Your task: Copy everything in the data below exactly except the pictures.

** start of Working data **

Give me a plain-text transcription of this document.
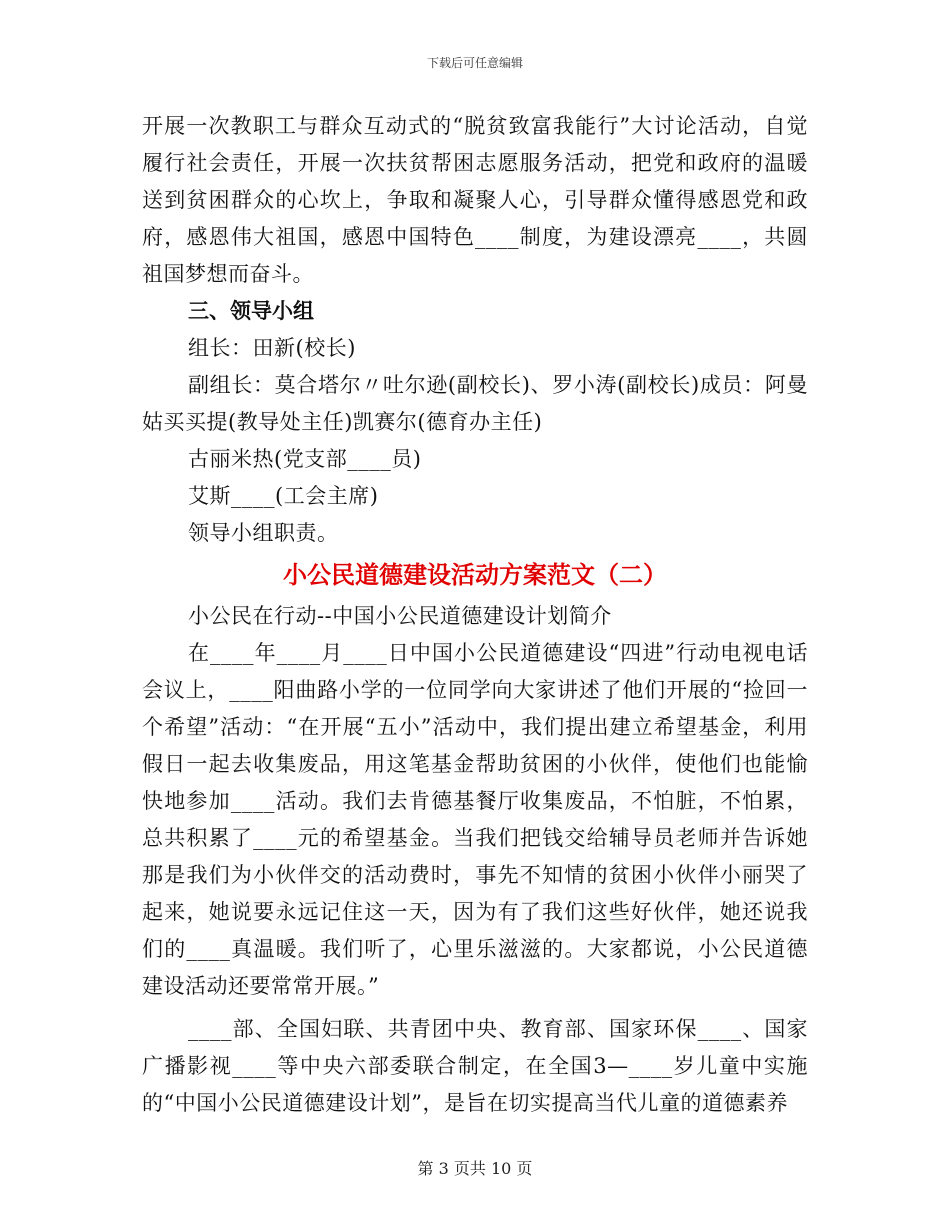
下载后可任意编辑

开展一次教职工与群众互动式的“脱贫致富我能行”大讨论活动，自觉履行社会责任，开展一次扶贫帮困志愿服务活动，把党和政府的温暖送到贫困群众的心坎上，争取和凝聚人心，引导群众懂得感恩党和政府，感恩伟大祖国，感恩中国特色____制度，为建设漂亮____，共圆祖国梦想而奋斗。

三、领导小组

组长：田新(校长)

副组长：莫合塔尔〃吐尔逊(副校长)、罗小涛(副校长)成员：阿曼姑买买提(教导处主任)凯赛尔(德育办主任)

古丽米热(党支部____员)

艾斯____(工会主席)

领导小组职责。

小公民道德建设活动方案范文（二）

小公民在行动--中国小公民道德建设计划简介

在____年____月____日中国小公民道德建设“四进”行动电视电话会议上，____阳曲路小学的一位同学向大家讲述了他们开展的“捡回一个希望”活动：“在开展“五小”活动中，我们提出建立希望基金，利用假日一起去收集废品，用这笔基金帮助贫困的小伙伴，使他们也能愉快地参加____活动。我们去肯德基餐厅收集废品，不怕脏，不怕累，总共积累了____元的希望基金。当我们把钱交给辅导员老师并告诉她那是我们为小伙伴交的活动费时，事先不知情的贫困小伙伴小丽哭了起来，她说要永远记住这一天，因为有了我们这些好伙伴，她还说我们的____真温暖。我们听了，心里乐滋滋的。大家都说，小公民道德建设活动还要常常开展。”

____部、全国妇联、共青团中央、教育部、国家环保____、国家广播影视____等中央六部委联合制定，在全国3—____岁儿童中实施的“中国小公民道德建设计划”，是旨在切实提高当代儿童的道德素养

第 3 页共 10 页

** end of Working data **

Finished exercise:
Give me a plain-text transcription of this document.
下载后可任意编辑

开展一次教职工与群众互动式的“脱贫致富我能行”大讨论活动，自觉履行社会责任，开展一次扶贫帮困志愿服务活动，把党和政府的温暖送到贫困群众的心坎上，争取和凝聚人心，引导群众懂得感恩党和政府，感恩伟大祖国，感恩中国特色____制度，为建设漂亮____，共圆祖国梦想而奋斗。

三、领导小组

组长：田新(校长)

副组长：莫合塔尔〃吐尔逊(副校长)、罗小涛(副校长)成员：阿曼姑买买提(教导处主任)凯赛尔(德育办主任)

古丽米热(党支部____员)

艾斯____(工会主席)

领导小组职责。

小公民道德建设活动方案范文（二）

小公民在行动--中国小公民道德建设计划简介

在____年____月____日中国小公民道德建设“四进”行动电视电话会议上，____阳曲路小学的一位同学向大家讲述了他们开展的“捡回一个希望”活动：“在开展“五小”活动中，我们提出建立希望基金，利用假日一起去收集废品，用这笔基金帮助贫困的小伙伴，使他们也能愉快地参加____活动。我们去肯德基餐厅收集废品，不怕脏，不怕累，总共积累了____元的希望基金。当我们把钱交给辅导员老师并告诉她那是我们为小伙伴交的活动费时，事先不知情的贫困小伙伴小丽哭了起来，她说要永远记住这一天，因为有了我们这些好伙伴，她还说我们的____真温暖。我们听了，心里乐滋滋的。大家都说，小公民道德建设活动还要常常开展。”

____部、全国妇联、共青团中央、教育部、国家环保____、国家广播影视____等中央六部委联合制定，在全国3—____岁儿童中实施的“中国小公民道德建设计划”，是旨在切实提高当代儿童的道德素养

第 3 页共 10 页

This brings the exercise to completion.